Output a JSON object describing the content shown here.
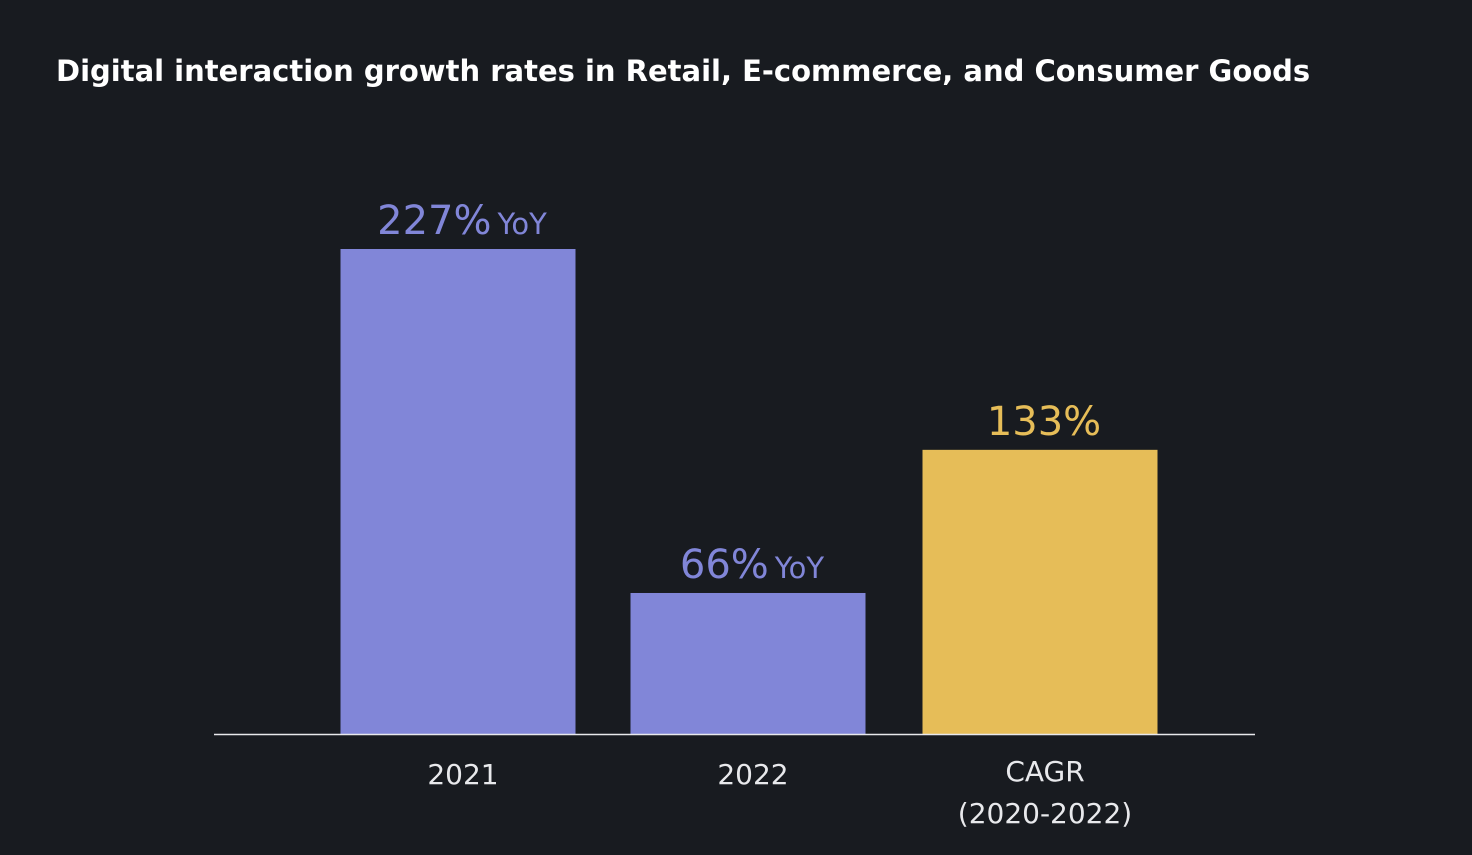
{
  "colors": {
    "background": "#181b20",
    "primary_bar": "#8186d8",
    "highlight_bar": "#e6bd58",
    "text": "#e8e9ec",
    "baseline": "#e8e9ec"
  },
  "chart_data": {
    "type": "bar",
    "title": "Digital interaction growth rates in Retail, E-commerce, and Consumer Goods",
    "xlabel": "",
    "ylabel": "",
    "grid": false,
    "legend": "none",
    "ylim": [
      0,
      227
    ],
    "categories": [
      "2021",
      "2022",
      "CAGR\n(2020-2022)"
    ],
    "values": [
      227,
      66,
      133
    ],
    "value_labels": [
      {
        "main": "227%",
        "suffix": "YoY"
      },
      {
        "main": "66%",
        "suffix": "YoY"
      },
      {
        "main": "133%",
        "suffix": ""
      }
    ],
    "bar_colors": [
      "#8186d8",
      "#8186d8",
      "#e6bd58"
    ]
  }
}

▶ _Problem to solve_: The entries above are to be returned exactly, without their pictures.

▶ _Answer for this exercise_:
Output a JSON object describing the content shown here.
{
  "colors": {
    "background": "#181b20",
    "primary_bar": "#8186d8",
    "highlight_bar": "#e6bd58",
    "text": "#e8e9ec",
    "baseline": "#e8e9ec"
  },
  "chart_data": {
    "type": "bar",
    "title": "Digital interaction growth rates in Retail, E-commerce, and Consumer Goods",
    "xlabel": "",
    "ylabel": "",
    "grid": false,
    "legend": "none",
    "ylim": [
      0,
      227
    ],
    "categories": [
      "2021",
      "2022",
      "CAGR\n(2020-2022)"
    ],
    "values": [
      227,
      66,
      133
    ],
    "value_labels": [
      {
        "main": "227%",
        "suffix": "YoY"
      },
      {
        "main": "66%",
        "suffix": "YoY"
      },
      {
        "main": "133%",
        "suffix": ""
      }
    ],
    "bar_colors": [
      "#8186d8",
      "#8186d8",
      "#e6bd58"
    ]
  }
}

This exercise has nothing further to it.